» **Problem**: From the entries below, count the lines with "характеристики". Write only the count.

Dataset entries
_____

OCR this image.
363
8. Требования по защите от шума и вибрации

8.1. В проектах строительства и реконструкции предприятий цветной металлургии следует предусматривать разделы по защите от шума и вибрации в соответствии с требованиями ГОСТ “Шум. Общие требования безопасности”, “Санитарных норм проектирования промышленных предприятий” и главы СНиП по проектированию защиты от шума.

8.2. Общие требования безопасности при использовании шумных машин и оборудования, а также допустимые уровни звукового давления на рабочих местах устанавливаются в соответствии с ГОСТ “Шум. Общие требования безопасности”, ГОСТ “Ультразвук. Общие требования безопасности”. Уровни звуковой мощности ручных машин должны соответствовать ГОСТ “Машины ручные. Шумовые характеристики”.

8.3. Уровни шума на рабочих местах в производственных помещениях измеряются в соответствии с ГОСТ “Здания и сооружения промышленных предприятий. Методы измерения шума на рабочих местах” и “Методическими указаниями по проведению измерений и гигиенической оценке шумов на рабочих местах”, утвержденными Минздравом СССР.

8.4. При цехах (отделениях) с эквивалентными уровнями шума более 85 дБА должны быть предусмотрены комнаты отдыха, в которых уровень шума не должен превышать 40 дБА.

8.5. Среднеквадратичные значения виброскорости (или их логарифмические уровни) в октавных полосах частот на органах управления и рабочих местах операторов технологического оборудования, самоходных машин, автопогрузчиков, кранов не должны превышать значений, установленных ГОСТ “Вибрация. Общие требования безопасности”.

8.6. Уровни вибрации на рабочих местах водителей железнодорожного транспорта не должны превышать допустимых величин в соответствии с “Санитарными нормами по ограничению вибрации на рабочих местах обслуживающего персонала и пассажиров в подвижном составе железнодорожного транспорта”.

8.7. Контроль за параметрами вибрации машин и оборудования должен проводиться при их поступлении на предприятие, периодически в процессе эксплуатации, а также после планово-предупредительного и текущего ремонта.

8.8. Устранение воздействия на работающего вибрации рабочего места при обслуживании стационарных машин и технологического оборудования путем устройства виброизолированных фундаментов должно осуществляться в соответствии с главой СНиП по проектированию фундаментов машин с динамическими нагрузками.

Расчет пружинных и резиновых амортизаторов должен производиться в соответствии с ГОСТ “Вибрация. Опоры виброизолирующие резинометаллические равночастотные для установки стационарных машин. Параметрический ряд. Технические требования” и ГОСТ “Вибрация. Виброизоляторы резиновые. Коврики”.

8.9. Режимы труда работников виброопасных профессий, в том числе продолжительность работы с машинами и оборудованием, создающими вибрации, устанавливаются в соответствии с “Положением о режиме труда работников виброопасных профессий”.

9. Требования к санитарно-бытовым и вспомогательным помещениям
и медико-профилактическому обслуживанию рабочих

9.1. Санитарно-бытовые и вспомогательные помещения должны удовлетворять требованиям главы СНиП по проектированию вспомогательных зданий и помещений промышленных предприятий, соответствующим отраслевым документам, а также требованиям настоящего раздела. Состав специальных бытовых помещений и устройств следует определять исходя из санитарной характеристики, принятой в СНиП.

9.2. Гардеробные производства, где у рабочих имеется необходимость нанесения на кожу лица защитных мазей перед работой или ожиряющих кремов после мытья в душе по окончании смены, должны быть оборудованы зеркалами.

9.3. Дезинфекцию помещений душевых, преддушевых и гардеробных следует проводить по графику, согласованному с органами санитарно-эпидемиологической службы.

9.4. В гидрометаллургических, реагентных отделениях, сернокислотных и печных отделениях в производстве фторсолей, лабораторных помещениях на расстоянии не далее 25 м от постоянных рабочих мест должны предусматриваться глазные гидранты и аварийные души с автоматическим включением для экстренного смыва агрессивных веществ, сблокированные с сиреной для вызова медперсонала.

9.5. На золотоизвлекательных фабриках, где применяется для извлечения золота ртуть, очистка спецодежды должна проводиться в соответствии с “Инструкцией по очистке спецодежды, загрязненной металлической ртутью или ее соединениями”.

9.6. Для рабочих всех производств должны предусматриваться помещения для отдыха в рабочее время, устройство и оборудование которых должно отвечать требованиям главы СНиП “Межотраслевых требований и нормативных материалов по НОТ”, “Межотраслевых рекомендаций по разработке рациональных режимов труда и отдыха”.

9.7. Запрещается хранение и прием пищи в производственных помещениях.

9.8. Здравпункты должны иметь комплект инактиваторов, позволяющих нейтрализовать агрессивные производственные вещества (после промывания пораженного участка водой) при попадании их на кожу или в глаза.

_____

» **Result for this task**: 2